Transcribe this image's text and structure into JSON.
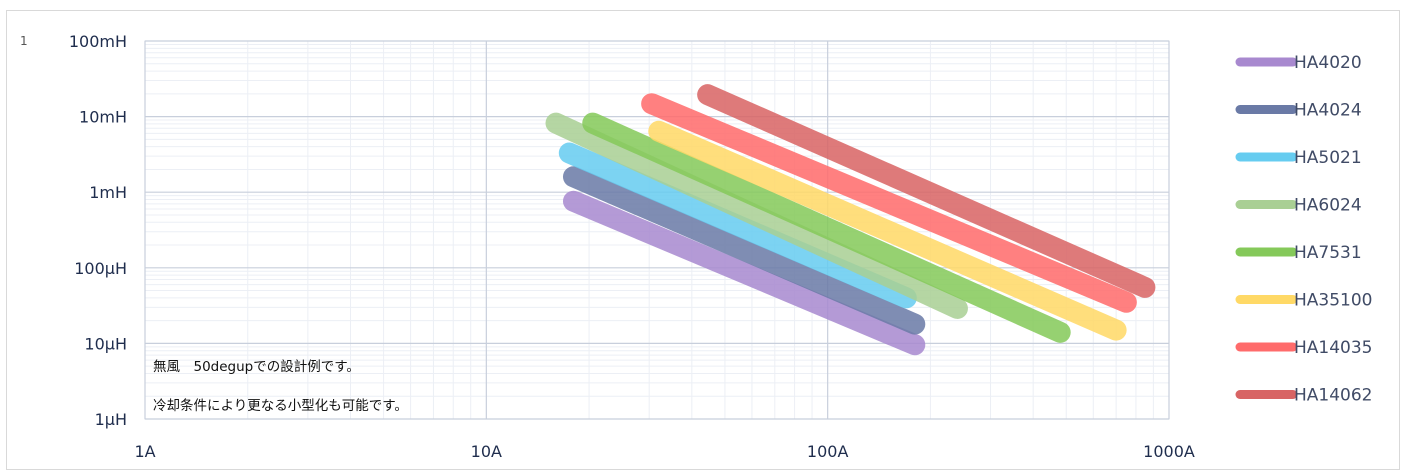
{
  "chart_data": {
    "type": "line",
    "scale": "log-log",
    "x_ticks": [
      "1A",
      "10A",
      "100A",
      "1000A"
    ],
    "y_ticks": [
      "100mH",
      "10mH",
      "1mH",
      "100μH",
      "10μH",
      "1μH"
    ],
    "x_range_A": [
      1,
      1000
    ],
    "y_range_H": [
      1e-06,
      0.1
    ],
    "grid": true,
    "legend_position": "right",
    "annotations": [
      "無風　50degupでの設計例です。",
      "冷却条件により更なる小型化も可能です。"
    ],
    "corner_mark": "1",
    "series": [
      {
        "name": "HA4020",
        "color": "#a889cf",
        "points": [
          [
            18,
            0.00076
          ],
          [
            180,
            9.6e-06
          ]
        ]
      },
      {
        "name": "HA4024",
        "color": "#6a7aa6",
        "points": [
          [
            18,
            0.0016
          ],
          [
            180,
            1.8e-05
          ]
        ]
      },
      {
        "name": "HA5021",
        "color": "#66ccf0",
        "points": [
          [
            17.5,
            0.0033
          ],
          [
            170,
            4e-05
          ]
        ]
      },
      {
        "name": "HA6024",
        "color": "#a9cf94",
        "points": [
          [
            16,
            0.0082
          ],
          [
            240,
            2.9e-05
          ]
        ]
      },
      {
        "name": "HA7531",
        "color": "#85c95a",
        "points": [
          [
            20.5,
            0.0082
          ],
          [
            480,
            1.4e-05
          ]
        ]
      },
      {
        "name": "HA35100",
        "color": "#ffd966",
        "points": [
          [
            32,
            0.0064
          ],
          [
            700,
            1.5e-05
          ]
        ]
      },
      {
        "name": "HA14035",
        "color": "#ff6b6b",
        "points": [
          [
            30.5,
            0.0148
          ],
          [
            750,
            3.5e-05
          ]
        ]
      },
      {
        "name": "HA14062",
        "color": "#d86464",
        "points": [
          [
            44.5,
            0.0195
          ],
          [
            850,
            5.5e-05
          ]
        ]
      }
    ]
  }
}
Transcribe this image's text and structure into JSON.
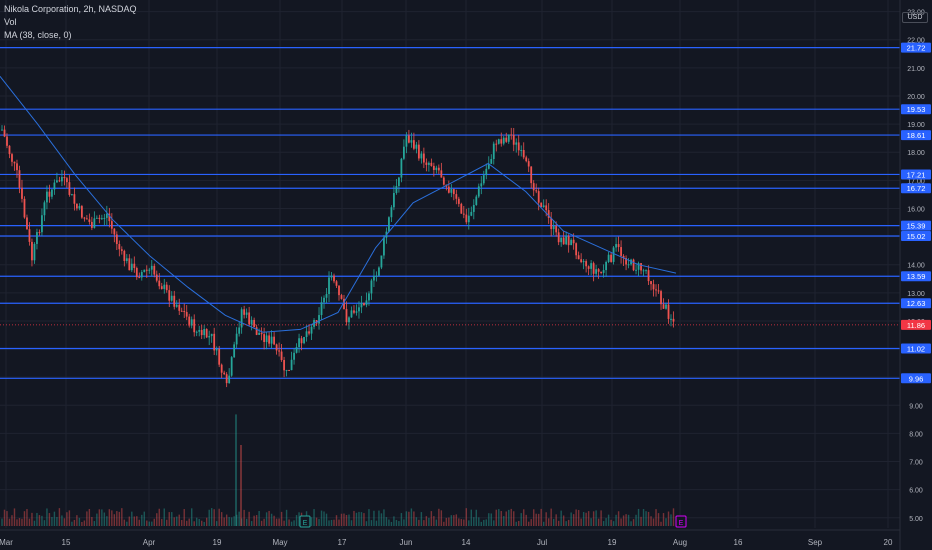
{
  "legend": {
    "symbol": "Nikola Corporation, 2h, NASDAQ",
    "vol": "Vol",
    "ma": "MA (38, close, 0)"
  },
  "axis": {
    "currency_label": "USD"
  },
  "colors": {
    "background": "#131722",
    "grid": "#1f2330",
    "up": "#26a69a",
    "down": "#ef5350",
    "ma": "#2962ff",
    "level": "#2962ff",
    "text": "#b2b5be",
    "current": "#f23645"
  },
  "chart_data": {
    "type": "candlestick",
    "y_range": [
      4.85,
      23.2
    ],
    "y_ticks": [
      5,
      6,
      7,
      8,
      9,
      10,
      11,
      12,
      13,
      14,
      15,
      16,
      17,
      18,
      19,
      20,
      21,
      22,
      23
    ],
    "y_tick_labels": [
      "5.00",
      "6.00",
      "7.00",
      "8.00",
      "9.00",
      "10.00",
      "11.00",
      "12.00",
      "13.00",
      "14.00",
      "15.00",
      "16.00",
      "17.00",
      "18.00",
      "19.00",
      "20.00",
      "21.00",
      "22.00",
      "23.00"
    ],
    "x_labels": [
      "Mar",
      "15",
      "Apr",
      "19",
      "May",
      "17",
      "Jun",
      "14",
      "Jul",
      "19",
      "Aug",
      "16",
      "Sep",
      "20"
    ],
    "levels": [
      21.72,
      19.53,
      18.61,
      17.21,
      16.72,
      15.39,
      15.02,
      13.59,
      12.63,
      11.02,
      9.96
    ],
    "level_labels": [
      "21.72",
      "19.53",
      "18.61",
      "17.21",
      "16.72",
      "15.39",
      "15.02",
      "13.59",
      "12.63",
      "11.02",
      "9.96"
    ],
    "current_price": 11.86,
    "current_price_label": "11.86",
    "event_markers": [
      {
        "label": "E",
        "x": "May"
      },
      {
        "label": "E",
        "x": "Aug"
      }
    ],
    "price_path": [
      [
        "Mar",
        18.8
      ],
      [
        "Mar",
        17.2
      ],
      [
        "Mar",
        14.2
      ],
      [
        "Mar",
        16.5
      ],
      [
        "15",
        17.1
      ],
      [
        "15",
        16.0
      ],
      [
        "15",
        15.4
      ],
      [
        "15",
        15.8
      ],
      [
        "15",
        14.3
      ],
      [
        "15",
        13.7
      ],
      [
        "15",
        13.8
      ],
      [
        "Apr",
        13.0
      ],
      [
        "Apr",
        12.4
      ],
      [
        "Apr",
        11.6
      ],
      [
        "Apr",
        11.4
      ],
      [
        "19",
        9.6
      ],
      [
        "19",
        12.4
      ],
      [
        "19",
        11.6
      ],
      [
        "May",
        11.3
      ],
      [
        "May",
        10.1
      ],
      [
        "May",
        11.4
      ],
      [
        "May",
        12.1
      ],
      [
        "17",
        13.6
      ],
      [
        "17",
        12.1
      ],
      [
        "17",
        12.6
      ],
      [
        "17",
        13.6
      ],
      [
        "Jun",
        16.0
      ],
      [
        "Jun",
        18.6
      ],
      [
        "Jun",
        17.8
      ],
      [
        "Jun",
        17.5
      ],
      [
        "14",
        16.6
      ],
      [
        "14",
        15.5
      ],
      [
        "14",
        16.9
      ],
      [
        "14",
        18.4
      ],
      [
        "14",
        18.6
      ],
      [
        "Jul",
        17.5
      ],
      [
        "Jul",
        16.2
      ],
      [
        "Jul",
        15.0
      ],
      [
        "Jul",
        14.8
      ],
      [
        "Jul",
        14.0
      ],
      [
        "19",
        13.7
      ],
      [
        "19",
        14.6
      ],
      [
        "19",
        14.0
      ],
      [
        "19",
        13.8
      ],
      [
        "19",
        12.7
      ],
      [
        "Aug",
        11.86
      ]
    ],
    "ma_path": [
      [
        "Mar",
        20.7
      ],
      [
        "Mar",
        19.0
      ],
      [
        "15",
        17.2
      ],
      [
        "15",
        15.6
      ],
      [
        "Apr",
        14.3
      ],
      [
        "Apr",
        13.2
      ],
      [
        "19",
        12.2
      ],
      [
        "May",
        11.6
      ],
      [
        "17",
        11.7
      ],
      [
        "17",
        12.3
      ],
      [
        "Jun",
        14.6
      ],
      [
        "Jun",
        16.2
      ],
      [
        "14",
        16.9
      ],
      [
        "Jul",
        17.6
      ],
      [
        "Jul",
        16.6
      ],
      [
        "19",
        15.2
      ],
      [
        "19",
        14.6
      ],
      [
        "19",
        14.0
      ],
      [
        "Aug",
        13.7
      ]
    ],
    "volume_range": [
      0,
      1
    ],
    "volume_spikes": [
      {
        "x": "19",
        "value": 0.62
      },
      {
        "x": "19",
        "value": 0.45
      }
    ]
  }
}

****************

Every record above should come back exactly, but without its pictures.

Transcribe this image's text and structure into JSON.
{
  "chart_data": {
    "type": "line",
    "scale": "log-log",
    "x_ticks": [
      "1A",
      "10A",
      "100A",
      "1000A"
    ],
    "y_ticks": [
      "100mH",
      "10mH",
      "1mH",
      "100μH",
      "10μH",
      "1μH"
    ],
    "x_range_A": [
      1,
      1000
    ],
    "y_range_H": [
      1e-06,
      0.1
    ],
    "grid": true,
    "legend_position": "right",
    "annotations": [
      "無風　50degupでの設計例です。",
      "冷却条件により更なる小型化も可能です。"
    ],
    "corner_mark": "1",
    "series": [
      {
        "name": "HA4020",
        "color": "#a889cf",
        "points": [
          [
            18,
            0.00076
          ],
          [
            180,
            9.6e-06
          ]
        ]
      },
      {
        "name": "HA4024",
        "color": "#6a7aa6",
        "points": [
          [
            18,
            0.0016
          ],
          [
            180,
            1.8e-05
          ]
        ]
      },
      {
        "name": "HA5021",
        "color": "#66ccf0",
        "points": [
          [
            17.5,
            0.0033
          ],
          [
            170,
            4e-05
          ]
        ]
      },
      {
        "name": "HA6024",
        "color": "#a9cf94",
        "points": [
          [
            16,
            0.0082
          ],
          [
            240,
            2.9e-05
          ]
        ]
      },
      {
        "name": "HA7531",
        "color": "#85c95a",
        "points": [
          [
            20.5,
            0.0082
          ],
          [
            480,
            1.4e-05
          ]
        ]
      },
      {
        "name": "HA35100",
        "color": "#ffd966",
        "points": [
          [
            32,
            0.0064
          ],
          [
            700,
            1.5e-05
          ]
        ]
      },
      {
        "name": "HA14035",
        "color": "#ff6b6b",
        "points": [
          [
            30.5,
            0.0148
          ],
          [
            750,
            3.5e-05
          ]
        ]
      },
      {
        "name": "HA14062",
        "color": "#d86464",
        "points": [
          [
            44.5,
            0.0195
          ],
          [
            850,
            5.5e-05
          ]
        ]
      }
    ]
  }
}
Transcribe this image's text and structure into JSON.
{
  "legend": {
    "symbol": "Nikola Corporation, 2h, NASDAQ",
    "vol": "Vol",
    "ma": "MA (38, close, 0)"
  },
  "axis": {
    "currency_label": "USD"
  },
  "colors": {
    "background": "#131722",
    "grid": "#1f2330",
    "up": "#26a69a",
    "down": "#ef5350",
    "ma": "#2962ff",
    "level": "#2962ff",
    "text": "#b2b5be",
    "current": "#f23645"
  },
  "chart_data": {
    "type": "candlestick",
    "y_range": [
      4.85,
      23.2
    ],
    "y_ticks": [
      5,
      6,
      7,
      8,
      9,
      10,
      11,
      12,
      13,
      14,
      15,
      16,
      17,
      18,
      19,
      20,
      21,
      22,
      23
    ],
    "y_tick_labels": [
      "5.00",
      "6.00",
      "7.00",
      "8.00",
      "9.00",
      "10.00",
      "11.00",
      "12.00",
      "13.00",
      "14.00",
      "15.00",
      "16.00",
      "17.00",
      "18.00",
      "19.00",
      "20.00",
      "21.00",
      "22.00",
      "23.00"
    ],
    "x_labels": [
      "Mar",
      "15",
      "Apr",
      "19",
      "May",
      "17",
      "Jun",
      "14",
      "Jul",
      "19",
      "Aug",
      "16",
      "Sep",
      "20"
    ],
    "levels": [
      21.72,
      19.53,
      18.61,
      17.21,
      16.72,
      15.39,
      15.02,
      13.59,
      12.63,
      11.02,
      9.96
    ],
    "level_labels": [
      "21.72",
      "19.53",
      "18.61",
      "17.21",
      "16.72",
      "15.39",
      "15.02",
      "13.59",
      "12.63",
      "11.02",
      "9.96"
    ],
    "current_price": 11.86,
    "current_price_label": "11.86",
    "event_markers": [
      {
        "label": "E",
        "x": "May"
      },
      {
        "label": "E",
        "x": "Aug"
      }
    ],
    "price_path": [
      [
        "Mar",
        18.8
      ],
      [
        "Mar",
        17.2
      ],
      [
        "Mar",
        14.2
      ],
      [
        "Mar",
        16.5
      ],
      [
        "15",
        17.1
      ],
      [
        "15",
        16.0
      ],
      [
        "15",
        15.4
      ],
      [
        "15",
        15.8
      ],
      [
        "15",
        14.3
      ],
      [
        "15",
        13.7
      ],
      [
        "15",
        13.8
      ],
      [
        "Apr",
        13.0
      ],
      [
        "Apr",
        12.4
      ],
      [
        "Apr",
        11.6
      ],
      [
        "Apr",
        11.4
      ],
      [
        "19",
        9.6
      ],
      [
        "19",
        12.4
      ],
      [
        "19",
        11.6
      ],
      [
        "May",
        11.3
      ],
      [
        "May",
        10.1
      ],
      [
        "May",
        11.4
      ],
      [
        "May",
        12.1
      ],
      [
        "17",
        13.6
      ],
      [
        "17",
        12.1
      ],
      [
        "17",
        12.6
      ],
      [
        "17",
        13.6
      ],
      [
        "Jun",
        16.0
      ],
      [
        "Jun",
        18.6
      ],
      [
        "Jun",
        17.8
      ],
      [
        "Jun",
        17.5
      ],
      [
        "14",
        16.6
      ],
      [
        "14",
        15.5
      ],
      [
        "14",
        16.9
      ],
      [
        "14",
        18.4
      ],
      [
        "14",
        18.6
      ],
      [
        "Jul",
        17.5
      ],
      [
        "Jul",
        16.2
      ],
      [
        "Jul",
        15.0
      ],
      [
        "Jul",
        14.8
      ],
      [
        "Jul",
        14.0
      ],
      [
        "19",
        13.7
      ],
      [
        "19",
        14.6
      ],
      [
        "19",
        14.0
      ],
      [
        "19",
        13.8
      ],
      [
        "19",
        12.7
      ],
      [
        "Aug",
        11.86
      ]
    ],
    "ma_path": [
      [
        "Mar",
        20.7
      ],
      [
        "Mar",
        19.0
      ],
      [
        "15",
        17.2
      ],
      [
        "15",
        15.6
      ],
      [
        "Apr",
        14.3
      ],
      [
        "Apr",
        13.2
      ],
      [
        "19",
        12.2
      ],
      [
        "May",
        11.6
      ],
      [
        "17",
        11.7
      ],
      [
        "17",
        12.3
      ],
      [
        "Jun",
        14.6
      ],
      [
        "Jun",
        16.2
      ],
      [
        "14",
        16.9
      ],
      [
        "Jul",
        17.6
      ],
      [
        "Jul",
        16.6
      ],
      [
        "19",
        15.2
      ],
      [
        "19",
        14.6
      ],
      [
        "19",
        14.0
      ],
      [
        "Aug",
        13.7
      ]
    ],
    "volume_range": [
      0,
      1
    ],
    "volume_spikes": [
      {
        "x": "19",
        "value": 0.62
      },
      {
        "x": "19",
        "value": 0.45
      }
    ]
  }
}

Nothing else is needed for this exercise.